"""
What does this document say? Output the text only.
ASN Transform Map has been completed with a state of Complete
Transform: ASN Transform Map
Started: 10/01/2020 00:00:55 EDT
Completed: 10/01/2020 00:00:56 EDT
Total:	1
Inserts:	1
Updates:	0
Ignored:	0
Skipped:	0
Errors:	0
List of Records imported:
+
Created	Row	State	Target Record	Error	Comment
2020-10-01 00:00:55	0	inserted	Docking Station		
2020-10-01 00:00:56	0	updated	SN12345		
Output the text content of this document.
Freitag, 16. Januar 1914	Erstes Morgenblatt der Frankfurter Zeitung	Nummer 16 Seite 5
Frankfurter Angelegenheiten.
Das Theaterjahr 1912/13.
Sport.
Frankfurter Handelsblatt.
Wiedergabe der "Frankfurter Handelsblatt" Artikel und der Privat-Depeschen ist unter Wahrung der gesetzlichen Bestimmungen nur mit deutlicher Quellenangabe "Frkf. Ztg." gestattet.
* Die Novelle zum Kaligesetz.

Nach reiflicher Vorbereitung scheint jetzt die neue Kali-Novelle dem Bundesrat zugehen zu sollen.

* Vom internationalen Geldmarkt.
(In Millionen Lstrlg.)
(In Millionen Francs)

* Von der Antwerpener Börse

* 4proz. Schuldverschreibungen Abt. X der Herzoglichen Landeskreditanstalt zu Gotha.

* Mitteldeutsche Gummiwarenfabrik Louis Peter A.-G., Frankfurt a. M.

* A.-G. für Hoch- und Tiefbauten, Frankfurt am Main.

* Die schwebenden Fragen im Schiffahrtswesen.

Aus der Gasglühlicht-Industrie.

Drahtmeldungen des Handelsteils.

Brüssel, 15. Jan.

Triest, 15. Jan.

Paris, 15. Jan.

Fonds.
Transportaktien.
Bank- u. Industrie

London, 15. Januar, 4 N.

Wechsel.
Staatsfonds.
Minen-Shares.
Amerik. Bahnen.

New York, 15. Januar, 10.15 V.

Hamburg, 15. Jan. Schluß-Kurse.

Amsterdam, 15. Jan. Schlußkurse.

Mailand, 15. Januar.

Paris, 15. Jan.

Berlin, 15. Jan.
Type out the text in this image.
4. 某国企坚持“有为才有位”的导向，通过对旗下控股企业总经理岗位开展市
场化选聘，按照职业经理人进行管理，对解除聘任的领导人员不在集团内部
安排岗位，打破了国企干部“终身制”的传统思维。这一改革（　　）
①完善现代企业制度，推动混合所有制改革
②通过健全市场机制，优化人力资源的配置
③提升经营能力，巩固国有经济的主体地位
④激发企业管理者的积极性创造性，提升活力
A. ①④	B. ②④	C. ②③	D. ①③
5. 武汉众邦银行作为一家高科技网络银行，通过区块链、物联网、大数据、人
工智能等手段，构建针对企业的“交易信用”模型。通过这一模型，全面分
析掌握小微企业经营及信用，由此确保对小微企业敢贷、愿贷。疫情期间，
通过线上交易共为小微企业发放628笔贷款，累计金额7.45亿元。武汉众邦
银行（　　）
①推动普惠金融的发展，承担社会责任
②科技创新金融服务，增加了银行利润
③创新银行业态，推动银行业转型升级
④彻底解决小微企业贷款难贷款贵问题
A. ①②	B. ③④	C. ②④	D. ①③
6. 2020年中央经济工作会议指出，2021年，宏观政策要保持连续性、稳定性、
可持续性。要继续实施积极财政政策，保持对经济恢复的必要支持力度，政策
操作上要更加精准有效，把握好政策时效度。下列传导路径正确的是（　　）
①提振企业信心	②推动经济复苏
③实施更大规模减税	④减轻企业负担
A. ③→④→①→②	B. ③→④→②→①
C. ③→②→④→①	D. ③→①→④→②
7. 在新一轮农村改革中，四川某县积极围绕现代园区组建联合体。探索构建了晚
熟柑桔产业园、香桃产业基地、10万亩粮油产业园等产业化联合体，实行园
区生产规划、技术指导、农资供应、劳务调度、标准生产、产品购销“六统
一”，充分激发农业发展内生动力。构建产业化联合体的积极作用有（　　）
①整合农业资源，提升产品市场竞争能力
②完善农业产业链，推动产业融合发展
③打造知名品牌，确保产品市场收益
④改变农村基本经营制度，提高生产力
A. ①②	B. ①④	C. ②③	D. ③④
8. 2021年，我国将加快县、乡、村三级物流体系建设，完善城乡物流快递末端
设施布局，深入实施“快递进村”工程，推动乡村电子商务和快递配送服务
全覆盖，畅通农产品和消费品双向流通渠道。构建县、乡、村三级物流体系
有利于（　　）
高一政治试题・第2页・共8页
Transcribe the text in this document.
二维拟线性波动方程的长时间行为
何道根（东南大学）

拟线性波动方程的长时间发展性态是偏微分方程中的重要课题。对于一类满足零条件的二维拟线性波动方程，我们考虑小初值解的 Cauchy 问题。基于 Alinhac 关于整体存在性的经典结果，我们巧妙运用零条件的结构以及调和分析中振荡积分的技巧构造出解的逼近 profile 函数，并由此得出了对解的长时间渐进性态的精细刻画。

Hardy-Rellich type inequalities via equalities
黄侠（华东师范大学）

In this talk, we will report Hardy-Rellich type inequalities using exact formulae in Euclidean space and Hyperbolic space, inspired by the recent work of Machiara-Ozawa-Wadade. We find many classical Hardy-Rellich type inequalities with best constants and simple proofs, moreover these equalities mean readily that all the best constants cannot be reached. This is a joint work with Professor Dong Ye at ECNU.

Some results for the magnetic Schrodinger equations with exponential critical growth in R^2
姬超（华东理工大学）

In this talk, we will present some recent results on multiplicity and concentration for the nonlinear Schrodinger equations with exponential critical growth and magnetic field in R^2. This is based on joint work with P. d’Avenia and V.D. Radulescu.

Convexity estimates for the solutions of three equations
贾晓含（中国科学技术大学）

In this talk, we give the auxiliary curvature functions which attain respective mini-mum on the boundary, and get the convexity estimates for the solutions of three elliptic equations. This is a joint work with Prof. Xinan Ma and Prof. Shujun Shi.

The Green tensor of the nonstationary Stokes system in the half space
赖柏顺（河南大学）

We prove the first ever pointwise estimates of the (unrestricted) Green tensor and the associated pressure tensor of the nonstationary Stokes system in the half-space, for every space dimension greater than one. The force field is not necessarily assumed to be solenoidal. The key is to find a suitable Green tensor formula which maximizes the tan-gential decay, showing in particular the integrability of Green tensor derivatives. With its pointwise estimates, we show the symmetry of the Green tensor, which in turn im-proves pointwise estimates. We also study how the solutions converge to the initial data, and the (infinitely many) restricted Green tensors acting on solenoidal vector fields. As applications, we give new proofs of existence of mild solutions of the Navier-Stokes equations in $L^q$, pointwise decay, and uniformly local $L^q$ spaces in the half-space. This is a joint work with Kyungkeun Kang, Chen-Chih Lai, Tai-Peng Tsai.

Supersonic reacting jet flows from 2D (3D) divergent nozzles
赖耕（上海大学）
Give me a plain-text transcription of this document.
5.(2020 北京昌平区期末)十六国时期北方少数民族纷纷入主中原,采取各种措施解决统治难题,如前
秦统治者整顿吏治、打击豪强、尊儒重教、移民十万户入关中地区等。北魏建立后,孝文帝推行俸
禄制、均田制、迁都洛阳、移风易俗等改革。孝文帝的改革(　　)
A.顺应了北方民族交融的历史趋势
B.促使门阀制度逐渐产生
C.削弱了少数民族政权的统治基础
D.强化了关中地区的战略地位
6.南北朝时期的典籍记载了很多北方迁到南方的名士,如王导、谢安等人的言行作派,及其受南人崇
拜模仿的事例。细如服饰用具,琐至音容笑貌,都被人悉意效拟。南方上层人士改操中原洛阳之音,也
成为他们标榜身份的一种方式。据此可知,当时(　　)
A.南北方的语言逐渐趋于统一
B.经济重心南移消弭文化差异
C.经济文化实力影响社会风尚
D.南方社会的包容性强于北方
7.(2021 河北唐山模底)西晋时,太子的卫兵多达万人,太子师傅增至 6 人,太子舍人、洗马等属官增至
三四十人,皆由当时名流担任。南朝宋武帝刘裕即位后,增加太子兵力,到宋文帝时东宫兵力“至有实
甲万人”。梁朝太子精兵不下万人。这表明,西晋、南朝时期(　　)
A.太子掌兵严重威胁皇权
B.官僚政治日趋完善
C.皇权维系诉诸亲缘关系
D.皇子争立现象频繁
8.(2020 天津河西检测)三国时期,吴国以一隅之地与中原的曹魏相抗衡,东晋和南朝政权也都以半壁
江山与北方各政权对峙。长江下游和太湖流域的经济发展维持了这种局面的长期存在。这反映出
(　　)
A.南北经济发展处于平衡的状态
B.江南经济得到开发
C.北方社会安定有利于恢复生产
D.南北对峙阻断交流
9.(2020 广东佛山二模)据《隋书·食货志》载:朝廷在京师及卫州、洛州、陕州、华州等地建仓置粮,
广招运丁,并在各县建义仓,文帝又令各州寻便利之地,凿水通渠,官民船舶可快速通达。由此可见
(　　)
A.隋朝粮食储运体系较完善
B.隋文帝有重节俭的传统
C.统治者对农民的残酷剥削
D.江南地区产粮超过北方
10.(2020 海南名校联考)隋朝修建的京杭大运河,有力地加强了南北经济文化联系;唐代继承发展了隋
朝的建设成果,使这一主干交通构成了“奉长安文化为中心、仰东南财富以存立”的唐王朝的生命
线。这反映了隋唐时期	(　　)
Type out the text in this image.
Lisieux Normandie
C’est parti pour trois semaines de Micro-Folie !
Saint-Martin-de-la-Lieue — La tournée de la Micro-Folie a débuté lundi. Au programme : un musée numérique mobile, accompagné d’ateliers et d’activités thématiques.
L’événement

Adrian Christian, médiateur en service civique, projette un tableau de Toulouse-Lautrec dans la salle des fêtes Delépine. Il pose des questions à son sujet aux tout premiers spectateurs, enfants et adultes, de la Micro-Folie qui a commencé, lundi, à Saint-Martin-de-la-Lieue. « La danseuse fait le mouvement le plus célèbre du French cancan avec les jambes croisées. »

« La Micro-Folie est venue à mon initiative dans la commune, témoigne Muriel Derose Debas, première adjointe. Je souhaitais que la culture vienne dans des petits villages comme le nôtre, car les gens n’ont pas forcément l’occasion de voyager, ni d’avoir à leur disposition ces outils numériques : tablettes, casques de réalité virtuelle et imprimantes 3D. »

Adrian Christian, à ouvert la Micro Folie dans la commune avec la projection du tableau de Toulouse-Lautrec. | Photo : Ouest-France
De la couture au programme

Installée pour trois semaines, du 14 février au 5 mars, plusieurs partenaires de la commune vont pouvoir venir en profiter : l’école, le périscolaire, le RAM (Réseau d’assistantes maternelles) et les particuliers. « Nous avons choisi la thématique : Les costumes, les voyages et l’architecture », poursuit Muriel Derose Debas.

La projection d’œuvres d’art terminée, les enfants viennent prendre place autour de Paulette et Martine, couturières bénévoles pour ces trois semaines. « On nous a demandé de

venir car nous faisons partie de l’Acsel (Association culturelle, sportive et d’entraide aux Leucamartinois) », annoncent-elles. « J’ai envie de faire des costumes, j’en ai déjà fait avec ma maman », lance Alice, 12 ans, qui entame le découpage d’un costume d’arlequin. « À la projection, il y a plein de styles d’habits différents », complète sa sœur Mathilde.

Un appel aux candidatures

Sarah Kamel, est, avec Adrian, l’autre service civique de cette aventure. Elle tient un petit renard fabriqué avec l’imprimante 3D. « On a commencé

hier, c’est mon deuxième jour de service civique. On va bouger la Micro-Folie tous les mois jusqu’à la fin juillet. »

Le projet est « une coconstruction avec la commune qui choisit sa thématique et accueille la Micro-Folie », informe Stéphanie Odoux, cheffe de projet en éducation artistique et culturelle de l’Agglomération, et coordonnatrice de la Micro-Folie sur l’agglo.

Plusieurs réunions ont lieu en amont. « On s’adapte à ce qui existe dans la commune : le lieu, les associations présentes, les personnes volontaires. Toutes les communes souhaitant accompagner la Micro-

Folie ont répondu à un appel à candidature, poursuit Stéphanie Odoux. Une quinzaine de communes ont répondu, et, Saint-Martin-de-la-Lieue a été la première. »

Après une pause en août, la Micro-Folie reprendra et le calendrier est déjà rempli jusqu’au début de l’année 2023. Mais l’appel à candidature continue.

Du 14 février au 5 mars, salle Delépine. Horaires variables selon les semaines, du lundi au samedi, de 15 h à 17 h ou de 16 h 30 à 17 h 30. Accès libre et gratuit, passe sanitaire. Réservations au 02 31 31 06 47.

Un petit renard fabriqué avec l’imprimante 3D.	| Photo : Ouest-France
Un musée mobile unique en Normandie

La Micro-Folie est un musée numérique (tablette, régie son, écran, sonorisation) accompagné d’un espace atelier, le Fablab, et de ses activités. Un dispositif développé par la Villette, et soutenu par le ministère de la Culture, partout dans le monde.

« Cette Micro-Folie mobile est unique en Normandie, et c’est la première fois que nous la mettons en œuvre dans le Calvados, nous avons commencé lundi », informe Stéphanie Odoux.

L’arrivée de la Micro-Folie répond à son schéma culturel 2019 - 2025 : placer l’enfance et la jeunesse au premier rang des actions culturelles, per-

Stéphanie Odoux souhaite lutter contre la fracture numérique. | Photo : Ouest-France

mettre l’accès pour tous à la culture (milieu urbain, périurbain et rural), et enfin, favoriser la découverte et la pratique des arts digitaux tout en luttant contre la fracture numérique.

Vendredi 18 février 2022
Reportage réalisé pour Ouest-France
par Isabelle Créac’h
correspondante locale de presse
"""
*Directions for this task*:
Gather each line that holds "Novelle".

*Answer to the problem*:
* Die Novelle zum Kaligesetz.
Nach reiflicher Vorbereitung scheint jetzt die neue Kali-Novelle dem Bundesrat zugehen zu sollen.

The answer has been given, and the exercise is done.